__Some records__.

====

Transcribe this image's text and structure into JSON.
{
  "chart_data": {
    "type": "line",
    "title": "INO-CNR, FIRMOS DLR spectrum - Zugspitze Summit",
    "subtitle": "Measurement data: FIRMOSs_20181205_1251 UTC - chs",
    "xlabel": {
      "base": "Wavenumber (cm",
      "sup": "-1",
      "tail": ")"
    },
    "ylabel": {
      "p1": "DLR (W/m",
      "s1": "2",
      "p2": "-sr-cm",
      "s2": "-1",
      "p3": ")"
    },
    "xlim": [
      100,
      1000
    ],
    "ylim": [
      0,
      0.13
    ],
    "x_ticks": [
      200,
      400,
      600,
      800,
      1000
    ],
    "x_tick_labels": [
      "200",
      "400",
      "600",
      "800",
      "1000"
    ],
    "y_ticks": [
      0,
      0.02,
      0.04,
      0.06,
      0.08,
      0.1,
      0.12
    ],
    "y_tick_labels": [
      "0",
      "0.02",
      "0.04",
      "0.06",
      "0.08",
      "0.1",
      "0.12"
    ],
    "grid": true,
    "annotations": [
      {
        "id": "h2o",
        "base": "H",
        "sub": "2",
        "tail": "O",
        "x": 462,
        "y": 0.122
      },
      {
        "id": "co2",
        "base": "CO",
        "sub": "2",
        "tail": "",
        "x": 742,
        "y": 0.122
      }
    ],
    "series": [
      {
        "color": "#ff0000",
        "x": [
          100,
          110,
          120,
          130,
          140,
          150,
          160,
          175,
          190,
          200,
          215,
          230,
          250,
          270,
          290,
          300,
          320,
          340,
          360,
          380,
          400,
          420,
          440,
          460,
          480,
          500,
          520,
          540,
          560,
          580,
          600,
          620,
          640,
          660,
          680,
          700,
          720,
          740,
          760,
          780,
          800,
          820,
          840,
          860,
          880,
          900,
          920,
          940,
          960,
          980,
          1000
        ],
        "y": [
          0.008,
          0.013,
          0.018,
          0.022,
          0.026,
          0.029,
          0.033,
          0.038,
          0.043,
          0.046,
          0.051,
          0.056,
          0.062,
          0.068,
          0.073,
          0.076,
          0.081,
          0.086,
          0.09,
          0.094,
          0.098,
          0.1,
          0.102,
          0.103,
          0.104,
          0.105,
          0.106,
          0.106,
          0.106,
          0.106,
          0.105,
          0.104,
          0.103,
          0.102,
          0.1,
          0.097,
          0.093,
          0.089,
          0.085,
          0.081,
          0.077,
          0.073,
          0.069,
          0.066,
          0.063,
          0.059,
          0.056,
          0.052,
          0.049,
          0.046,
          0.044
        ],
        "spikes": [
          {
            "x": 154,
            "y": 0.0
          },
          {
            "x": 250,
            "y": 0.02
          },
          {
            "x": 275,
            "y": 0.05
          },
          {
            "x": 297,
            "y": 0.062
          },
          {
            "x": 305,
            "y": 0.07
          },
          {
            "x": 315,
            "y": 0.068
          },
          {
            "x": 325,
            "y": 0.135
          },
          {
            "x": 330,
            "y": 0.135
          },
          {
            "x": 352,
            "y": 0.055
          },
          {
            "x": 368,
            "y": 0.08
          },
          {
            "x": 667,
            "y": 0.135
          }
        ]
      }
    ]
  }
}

====

__Task to complete__. Give an exact copy of all the data shown above.

__Task response__.
Transcribe this image's text and structure into JSON.
{
  "chart_data": {
    "type": "line",
    "title": "INO-CNR, FIRMOS DLR spectrum - Zugspitze Summit",
    "subtitle": "Measurement data: FIRMOSs_20181205_1251 UTC - chs",
    "xlabel": {
      "base": "Wavenumber (cm",
      "sup": "-1",
      "tail": ")"
    },
    "ylabel": {
      "p1": "DLR (W/m",
      "s1": "2",
      "p2": "-sr-cm",
      "s2": "-1",
      "p3": ")"
    },
    "xlim": [
      100,
      1000
    ],
    "ylim": [
      0,
      0.13
    ],
    "x_ticks": [
      200,
      400,
      600,
      800,
      1000
    ],
    "x_tick_labels": [
      "200",
      "400",
      "600",
      "800",
      "1000"
    ],
    "y_ticks": [
      0,
      0.02,
      0.04,
      0.06,
      0.08,
      0.1,
      0.12
    ],
    "y_tick_labels": [
      "0",
      "0.02",
      "0.04",
      "0.06",
      "0.08",
      "0.1",
      "0.12"
    ],
    "grid": true,
    "annotations": [
      {
        "id": "h2o",
        "base": "H",
        "sub": "2",
        "tail": "O",
        "x": 462,
        "y": 0.122
      },
      {
        "id": "co2",
        "base": "CO",
        "sub": "2",
        "tail": "",
        "x": 742,
        "y": 0.122
      }
    ],
    "series": [
      {
        "color": "#ff0000",
        "x": [
          100,
          110,
          120,
          130,
          140,
          150,
          160,
          175,
          190,
          200,
          215,
          230,
          250,
          270,
          290,
          300,
          320,
          340,
          360,
          380,
          400,
          420,
          440,
          460,
          480,
          500,
          520,
          540,
          560,
          580,
          600,
          620,
          640,
          660,
          680,
          700,
          720,
          740,
          760,
          780,
          800,
          820,
          840,
          860,
          880,
          900,
          920,
          940,
          960,
          980,
          1000
        ],
        "y": [
          0.008,
          0.013,
          0.018,
          0.022,
          0.026,
          0.029,
          0.033,
          0.038,
          0.043,
          0.046,
          0.051,
          0.056,
          0.062,
          0.068,
          0.073,
          0.076,
          0.081,
          0.086,
          0.09,
          0.094,
          0.098,
          0.1,
          0.102,
          0.103,
          0.104,
          0.105,
          0.106,
          0.106,
          0.106,
          0.106,
          0.105,
          0.104,
          0.103,
          0.102,
          0.1,
          0.097,
          0.093,
          0.089,
          0.085,
          0.081,
          0.077,
          0.073,
          0.069,
          0.066,
          0.063,
          0.059,
          0.056,
          0.052,
          0.049,
          0.046,
          0.044
        ],
        "spikes": [
          {
            "x": 154,
            "y": 0.0
          },
          {
            "x": 250,
            "y": 0.02
          },
          {
            "x": 275,
            "y": 0.05
          },
          {
            "x": 297,
            "y": 0.062
          },
          {
            "x": 305,
            "y": 0.07
          },
          {
            "x": 315,
            "y": 0.068
          },
          {
            "x": 325,
            "y": 0.135
          },
          {
            "x": 330,
            "y": 0.135
          },
          {
            "x": 352,
            "y": 0.055
          },
          {
            "x": 368,
            "y": 0.08
          },
          {
            "x": 667,
            "y": 0.135
          }
        ]
      }
    ]
  }
}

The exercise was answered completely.